• [What the exercise asks]: Reproduce every entry in the listing without alteration.

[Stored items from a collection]
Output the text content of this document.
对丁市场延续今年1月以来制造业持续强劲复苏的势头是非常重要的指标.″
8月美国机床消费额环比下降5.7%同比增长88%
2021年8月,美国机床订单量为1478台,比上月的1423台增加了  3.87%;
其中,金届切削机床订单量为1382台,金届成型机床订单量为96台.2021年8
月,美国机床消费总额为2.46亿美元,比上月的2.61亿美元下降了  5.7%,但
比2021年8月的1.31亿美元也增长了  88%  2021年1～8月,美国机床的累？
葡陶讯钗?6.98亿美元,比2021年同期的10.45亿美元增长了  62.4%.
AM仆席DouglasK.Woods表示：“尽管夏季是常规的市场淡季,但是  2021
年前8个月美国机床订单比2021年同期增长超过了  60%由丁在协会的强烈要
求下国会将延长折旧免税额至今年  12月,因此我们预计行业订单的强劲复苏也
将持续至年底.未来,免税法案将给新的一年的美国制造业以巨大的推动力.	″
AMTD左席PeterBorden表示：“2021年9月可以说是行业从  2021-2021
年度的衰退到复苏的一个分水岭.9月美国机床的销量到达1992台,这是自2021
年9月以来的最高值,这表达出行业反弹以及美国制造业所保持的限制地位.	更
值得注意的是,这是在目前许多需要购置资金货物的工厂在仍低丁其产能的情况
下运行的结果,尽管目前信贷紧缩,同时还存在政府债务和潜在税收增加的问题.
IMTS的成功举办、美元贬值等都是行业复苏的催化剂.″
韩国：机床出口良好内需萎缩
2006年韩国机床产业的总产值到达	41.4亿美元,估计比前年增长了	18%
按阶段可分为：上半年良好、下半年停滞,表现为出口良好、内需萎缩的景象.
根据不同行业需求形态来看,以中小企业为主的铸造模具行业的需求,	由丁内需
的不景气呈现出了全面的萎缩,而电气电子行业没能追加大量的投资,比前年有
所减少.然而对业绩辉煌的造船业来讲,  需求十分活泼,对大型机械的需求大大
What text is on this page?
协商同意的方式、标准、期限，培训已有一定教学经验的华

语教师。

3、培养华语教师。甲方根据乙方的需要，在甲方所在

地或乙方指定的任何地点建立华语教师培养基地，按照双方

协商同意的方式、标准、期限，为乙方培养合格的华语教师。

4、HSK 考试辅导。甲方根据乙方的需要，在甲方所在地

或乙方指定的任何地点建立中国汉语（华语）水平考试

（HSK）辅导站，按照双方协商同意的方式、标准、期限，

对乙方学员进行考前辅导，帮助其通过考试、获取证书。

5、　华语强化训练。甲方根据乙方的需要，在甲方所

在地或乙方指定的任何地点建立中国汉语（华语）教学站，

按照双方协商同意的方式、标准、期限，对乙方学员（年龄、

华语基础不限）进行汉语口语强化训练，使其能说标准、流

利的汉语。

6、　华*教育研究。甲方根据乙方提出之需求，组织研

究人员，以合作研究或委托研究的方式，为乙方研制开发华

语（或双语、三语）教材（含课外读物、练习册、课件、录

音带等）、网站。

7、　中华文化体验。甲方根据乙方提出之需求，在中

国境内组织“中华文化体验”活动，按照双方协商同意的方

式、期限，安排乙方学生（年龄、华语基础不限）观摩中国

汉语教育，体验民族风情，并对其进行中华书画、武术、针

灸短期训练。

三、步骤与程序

• [Response]:
Output the text content of this document.
对丁市场延续今年1月以来制造业持续强劲复苏的势头是非常重要的指标.″
8月美国机床消费额环比下降5.7%同比增长88%
2021年8月,美国机床订单量为1478台,比上月的1423台增加了  3.87%;
其中,金届切削机床订单量为1382台,金届成型机床订单量为96台.2021年8
月,美国机床消费总额为2.46亿美元,比上月的2.61亿美元下降了  5.7%,但
比2021年8月的1.31亿美元也增长了  88%  2021年1～8月,美国机床的累？
葡陶讯钗?6.98亿美元,比2021年同期的10.45亿美元增长了  62.4%.
AM仆席DouglasK.Woods表示：“尽管夏季是常规的市场淡季,但是  2021
年前8个月美国机床订单比2021年同期增长超过了  60%由丁在协会的强烈要
求下国会将延长折旧免税额至今年  12月,因此我们预计行业订单的强劲复苏也
将持续至年底.未来,免税法案将给新的一年的美国制造业以巨大的推动力.	″
AMTD左席PeterBorden表示：“2021年9月可以说是行业从  2021-2021
年度的衰退到复苏的一个分水岭.9月美国机床的销量到达1992台,这是自2021
年9月以来的最高值,这表达出行业反弹以及美国制造业所保持的限制地位.	更
值得注意的是,这是在目前许多需要购置资金货物的工厂在仍低丁其产能的情况
下运行的结果,尽管目前信贷紧缩,同时还存在政府债务和潜在税收增加的问题.
IMTS的成功举办、美元贬值等都是行业复苏的催化剂.″
韩国：机床出口良好内需萎缩
2006年韩国机床产业的总产值到达	41.4亿美元,估计比前年增长了	18%
按阶段可分为：上半年良好、下半年停滞,表现为出口良好、内需萎缩的景象.
根据不同行业需求形态来看,以中小企业为主的铸造模具行业的需求,	由丁内需
的不景气呈现出了全面的萎缩,而电气电子行业没能追加大量的投资,比前年有
所减少.然而对业绩辉煌的造船业来讲,  需求十分活泼,对大型机械的需求大大
What text is on this page?
协商同意的方式、标准、期限，培训已有一定教学经验的华

语教师。

3、培养华语教师。甲方根据乙方的需要，在甲方所在

地或乙方指定的任何地点建立华语教师培养基地，按照双方

协商同意的方式、标准、期限，为乙方培养合格的华语教师。

4、HSK 考试辅导。甲方根据乙方的需要，在甲方所在地

或乙方指定的任何地点建立中国汉语（华语）水平考试

（HSK）辅导站，按照双方协商同意的方式、标准、期限，

对乙方学员进行考前辅导，帮助其通过考试、获取证书。

5、　华语强化训练。甲方根据乙方的需要，在甲方所

在地或乙方指定的任何地点建立中国汉语（华语）教学站，

按照双方协商同意的方式、标准、期限，对乙方学员（年龄、

华语基础不限）进行汉语口语强化训练，使其能说标准、流

利的汉语。

6、　华*教育研究。甲方根据乙方提出之需求，组织研

究人员，以合作研究或委托研究的方式，为乙方研制开发华

语（或双语、三语）教材（含课外读物、练习册、课件、录

音带等）、网站。

7、　中华文化体验。甲方根据乙方提出之需求，在中

国境内组织“中华文化体验”活动，按照双方协商同意的方

式、期限，安排乙方学生（年龄、华语基础不限）观摩中国

汉语教育，体验民族风情，并对其进行中华书画、武术、针

灸短期训练。

三、步骤与程序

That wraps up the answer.